**WHAT THE TASK REQUIRES**
"Tempo" appears in how many lines of the entries? State only the number.

**Data items**
· · · · ·
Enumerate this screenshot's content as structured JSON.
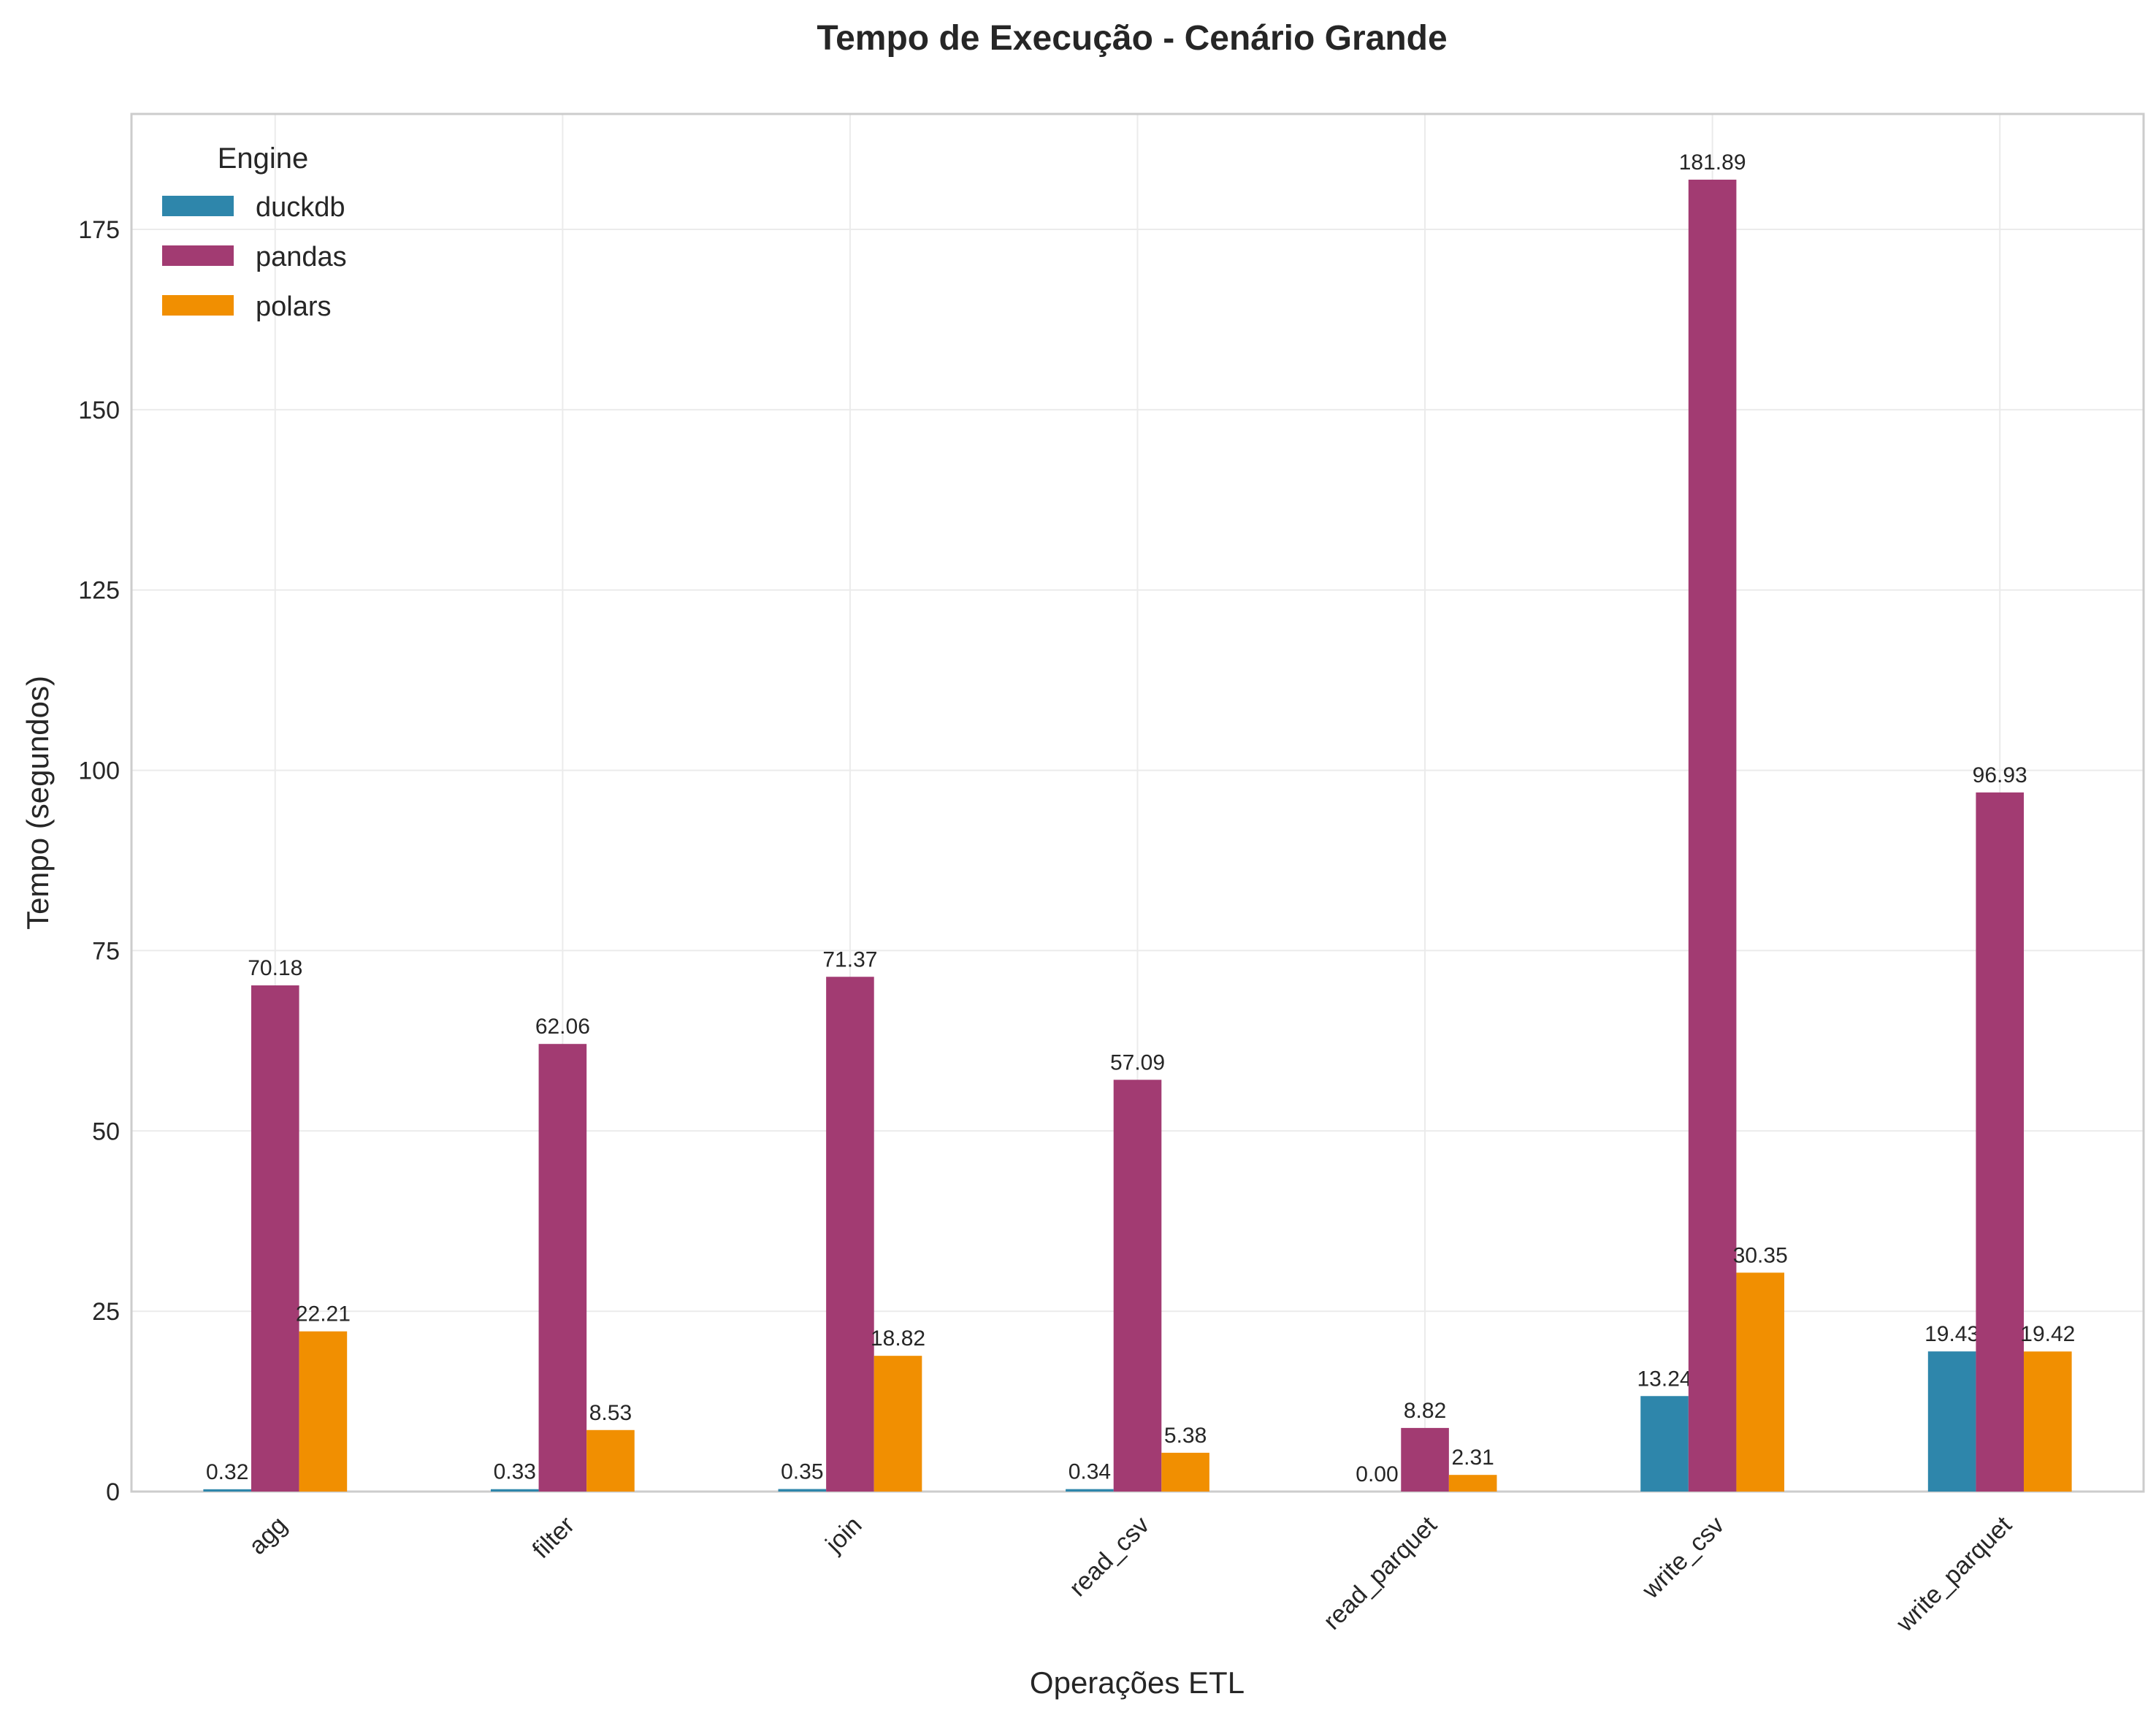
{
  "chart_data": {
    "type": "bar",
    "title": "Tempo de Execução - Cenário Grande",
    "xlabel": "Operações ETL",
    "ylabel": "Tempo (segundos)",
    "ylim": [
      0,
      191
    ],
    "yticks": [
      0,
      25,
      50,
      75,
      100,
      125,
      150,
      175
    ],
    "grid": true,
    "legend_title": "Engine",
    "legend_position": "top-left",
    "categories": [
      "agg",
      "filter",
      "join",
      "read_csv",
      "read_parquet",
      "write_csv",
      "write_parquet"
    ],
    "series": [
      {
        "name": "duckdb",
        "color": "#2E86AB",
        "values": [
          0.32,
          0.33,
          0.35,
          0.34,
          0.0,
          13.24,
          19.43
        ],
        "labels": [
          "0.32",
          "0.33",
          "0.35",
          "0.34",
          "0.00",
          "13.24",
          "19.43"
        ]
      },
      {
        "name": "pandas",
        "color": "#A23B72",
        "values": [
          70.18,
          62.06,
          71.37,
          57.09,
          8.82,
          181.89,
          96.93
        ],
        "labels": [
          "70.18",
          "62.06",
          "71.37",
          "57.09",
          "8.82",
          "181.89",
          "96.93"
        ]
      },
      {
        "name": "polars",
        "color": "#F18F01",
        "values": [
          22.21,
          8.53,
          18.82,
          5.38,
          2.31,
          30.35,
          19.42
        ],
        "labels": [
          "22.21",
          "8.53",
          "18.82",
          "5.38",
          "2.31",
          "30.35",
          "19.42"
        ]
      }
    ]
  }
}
· · · · ·
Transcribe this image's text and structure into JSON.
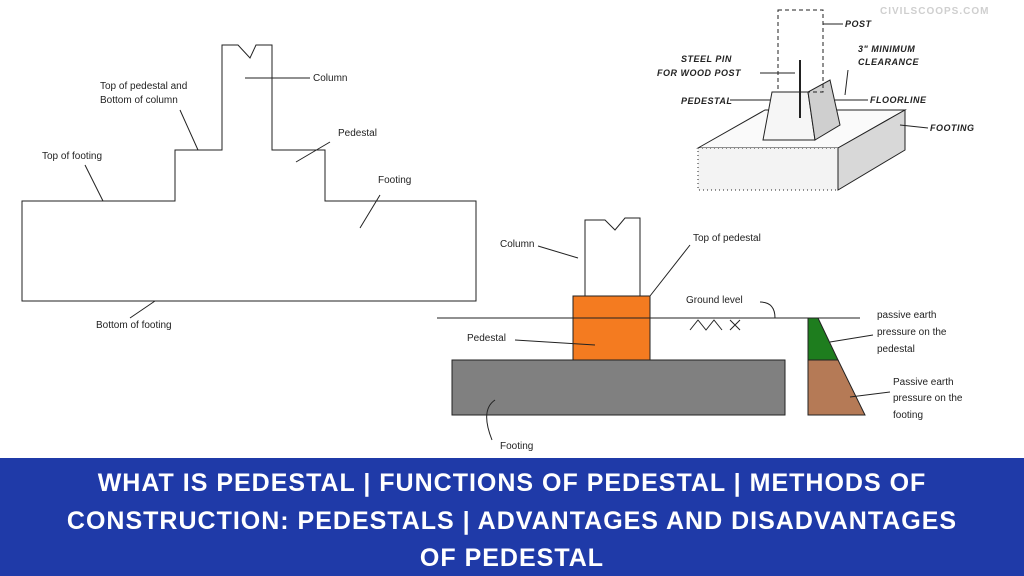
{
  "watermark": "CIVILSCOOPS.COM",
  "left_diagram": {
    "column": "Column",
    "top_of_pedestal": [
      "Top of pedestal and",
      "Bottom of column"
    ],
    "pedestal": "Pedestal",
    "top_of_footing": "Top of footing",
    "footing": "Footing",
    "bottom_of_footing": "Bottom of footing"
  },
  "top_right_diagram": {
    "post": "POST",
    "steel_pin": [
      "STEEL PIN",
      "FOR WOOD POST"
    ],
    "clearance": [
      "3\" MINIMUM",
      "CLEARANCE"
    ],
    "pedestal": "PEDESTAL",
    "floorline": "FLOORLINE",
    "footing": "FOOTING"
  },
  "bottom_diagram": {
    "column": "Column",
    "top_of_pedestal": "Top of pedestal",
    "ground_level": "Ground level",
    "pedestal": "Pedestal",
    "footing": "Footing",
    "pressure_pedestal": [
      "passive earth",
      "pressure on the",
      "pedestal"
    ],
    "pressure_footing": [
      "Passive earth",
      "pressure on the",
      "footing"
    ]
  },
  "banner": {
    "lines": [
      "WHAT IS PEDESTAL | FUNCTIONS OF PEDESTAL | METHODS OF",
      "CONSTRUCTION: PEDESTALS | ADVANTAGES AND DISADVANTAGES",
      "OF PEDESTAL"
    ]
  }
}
· · · · ·
**RESPONSE FOR THIS EXERCISE**
2